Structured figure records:
_ _ _
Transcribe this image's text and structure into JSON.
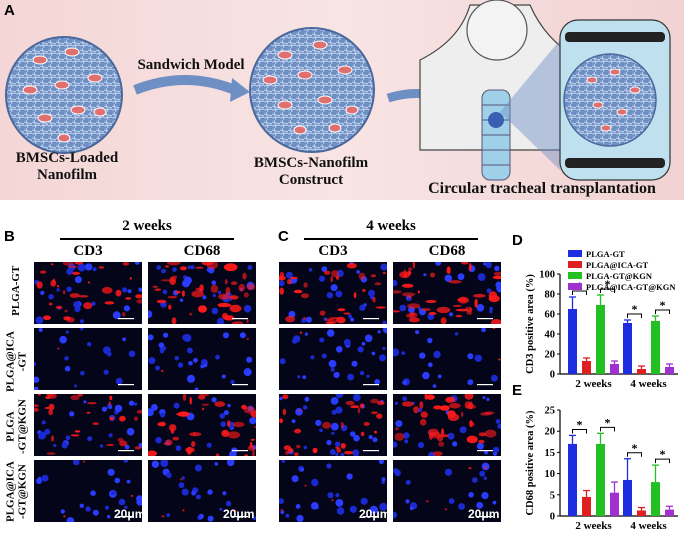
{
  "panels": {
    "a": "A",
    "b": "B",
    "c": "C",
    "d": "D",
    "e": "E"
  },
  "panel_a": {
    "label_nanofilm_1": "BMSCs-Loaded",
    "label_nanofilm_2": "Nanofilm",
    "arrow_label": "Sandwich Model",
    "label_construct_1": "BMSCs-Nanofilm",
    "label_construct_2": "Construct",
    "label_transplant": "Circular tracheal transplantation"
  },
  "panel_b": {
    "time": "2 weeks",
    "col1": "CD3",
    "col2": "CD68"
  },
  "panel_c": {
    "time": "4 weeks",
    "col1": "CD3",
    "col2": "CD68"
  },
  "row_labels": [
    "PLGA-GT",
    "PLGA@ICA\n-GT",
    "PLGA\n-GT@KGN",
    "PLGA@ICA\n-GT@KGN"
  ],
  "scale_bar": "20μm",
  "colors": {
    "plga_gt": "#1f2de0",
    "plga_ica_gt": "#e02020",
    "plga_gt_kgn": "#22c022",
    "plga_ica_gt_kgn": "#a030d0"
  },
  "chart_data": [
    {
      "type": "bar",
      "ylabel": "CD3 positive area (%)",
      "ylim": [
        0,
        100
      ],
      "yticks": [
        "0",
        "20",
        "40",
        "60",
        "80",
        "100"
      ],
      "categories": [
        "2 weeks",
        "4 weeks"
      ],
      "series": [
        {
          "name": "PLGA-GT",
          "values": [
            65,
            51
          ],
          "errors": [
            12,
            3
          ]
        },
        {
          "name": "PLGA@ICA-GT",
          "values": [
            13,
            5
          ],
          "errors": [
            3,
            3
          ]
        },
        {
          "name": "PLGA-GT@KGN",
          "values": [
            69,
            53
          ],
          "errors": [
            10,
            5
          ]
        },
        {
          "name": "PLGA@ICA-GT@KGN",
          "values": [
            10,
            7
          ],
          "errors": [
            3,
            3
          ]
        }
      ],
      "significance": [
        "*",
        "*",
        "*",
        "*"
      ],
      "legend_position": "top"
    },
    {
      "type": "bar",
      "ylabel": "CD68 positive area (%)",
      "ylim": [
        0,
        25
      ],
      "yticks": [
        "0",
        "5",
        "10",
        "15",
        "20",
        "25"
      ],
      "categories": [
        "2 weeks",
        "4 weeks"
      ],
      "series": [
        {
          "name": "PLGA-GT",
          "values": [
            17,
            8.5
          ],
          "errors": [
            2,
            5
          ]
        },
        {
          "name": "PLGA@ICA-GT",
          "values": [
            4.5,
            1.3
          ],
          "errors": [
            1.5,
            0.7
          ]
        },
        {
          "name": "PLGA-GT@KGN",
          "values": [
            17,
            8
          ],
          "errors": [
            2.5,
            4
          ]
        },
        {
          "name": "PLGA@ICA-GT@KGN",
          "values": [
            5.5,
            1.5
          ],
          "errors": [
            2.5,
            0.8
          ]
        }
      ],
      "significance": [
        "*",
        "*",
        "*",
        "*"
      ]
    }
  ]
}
_ _ _
[Problem requirements] Could you reproduce every record above exactly, leaving out the pictures?

[Output for this exercise]
Transcribe this image's text and structure into JSON.
{
  "panels": {
    "a": "A",
    "b": "B",
    "c": "C",
    "d": "D",
    "e": "E"
  },
  "panel_a": {
    "label_nanofilm_1": "BMSCs-Loaded",
    "label_nanofilm_2": "Nanofilm",
    "arrow_label": "Sandwich Model",
    "label_construct_1": "BMSCs-Nanofilm",
    "label_construct_2": "Construct",
    "label_transplant": "Circular tracheal transplantation"
  },
  "panel_b": {
    "time": "2 weeks",
    "col1": "CD3",
    "col2": "CD68"
  },
  "panel_c": {
    "time": "4 weeks",
    "col1": "CD3",
    "col2": "CD68"
  },
  "row_labels": [
    "PLGA-GT",
    "PLGA@ICA\n-GT",
    "PLGA\n-GT@KGN",
    "PLGA@ICA\n-GT@KGN"
  ],
  "scale_bar": "20μm",
  "colors": {
    "plga_gt": "#1f2de0",
    "plga_ica_gt": "#e02020",
    "plga_gt_kgn": "#22c022",
    "plga_ica_gt_kgn": "#a030d0"
  },
  "chart_data": [
    {
      "type": "bar",
      "ylabel": "CD3 positive area (%)",
      "ylim": [
        0,
        100
      ],
      "yticks": [
        "0",
        "20",
        "40",
        "60",
        "80",
        "100"
      ],
      "categories": [
        "2 weeks",
        "4 weeks"
      ],
      "series": [
        {
          "name": "PLGA-GT",
          "values": [
            65,
            51
          ],
          "errors": [
            12,
            3
          ]
        },
        {
          "name": "PLGA@ICA-GT",
          "values": [
            13,
            5
          ],
          "errors": [
            3,
            3
          ]
        },
        {
          "name": "PLGA-GT@KGN",
          "values": [
            69,
            53
          ],
          "errors": [
            10,
            5
          ]
        },
        {
          "name": "PLGA@ICA-GT@KGN",
          "values": [
            10,
            7
          ],
          "errors": [
            3,
            3
          ]
        }
      ],
      "significance": [
        "*",
        "*",
        "*",
        "*"
      ],
      "legend_position": "top"
    },
    {
      "type": "bar",
      "ylabel": "CD68 positive area (%)",
      "ylim": [
        0,
        25
      ],
      "yticks": [
        "0",
        "5",
        "10",
        "15",
        "20",
        "25"
      ],
      "categories": [
        "2 weeks",
        "4 weeks"
      ],
      "series": [
        {
          "name": "PLGA-GT",
          "values": [
            17,
            8.5
          ],
          "errors": [
            2,
            5
          ]
        },
        {
          "name": "PLGA@ICA-GT",
          "values": [
            4.5,
            1.3
          ],
          "errors": [
            1.5,
            0.7
          ]
        },
        {
          "name": "PLGA-GT@KGN",
          "values": [
            17,
            8
          ],
          "errors": [
            2.5,
            4
          ]
        },
        {
          "name": "PLGA@ICA-GT@KGN",
          "values": [
            5.5,
            1.5
          ],
          "errors": [
            2.5,
            0.8
          ]
        }
      ],
      "significance": [
        "*",
        "*",
        "*",
        "*"
      ]
    }
  ]
}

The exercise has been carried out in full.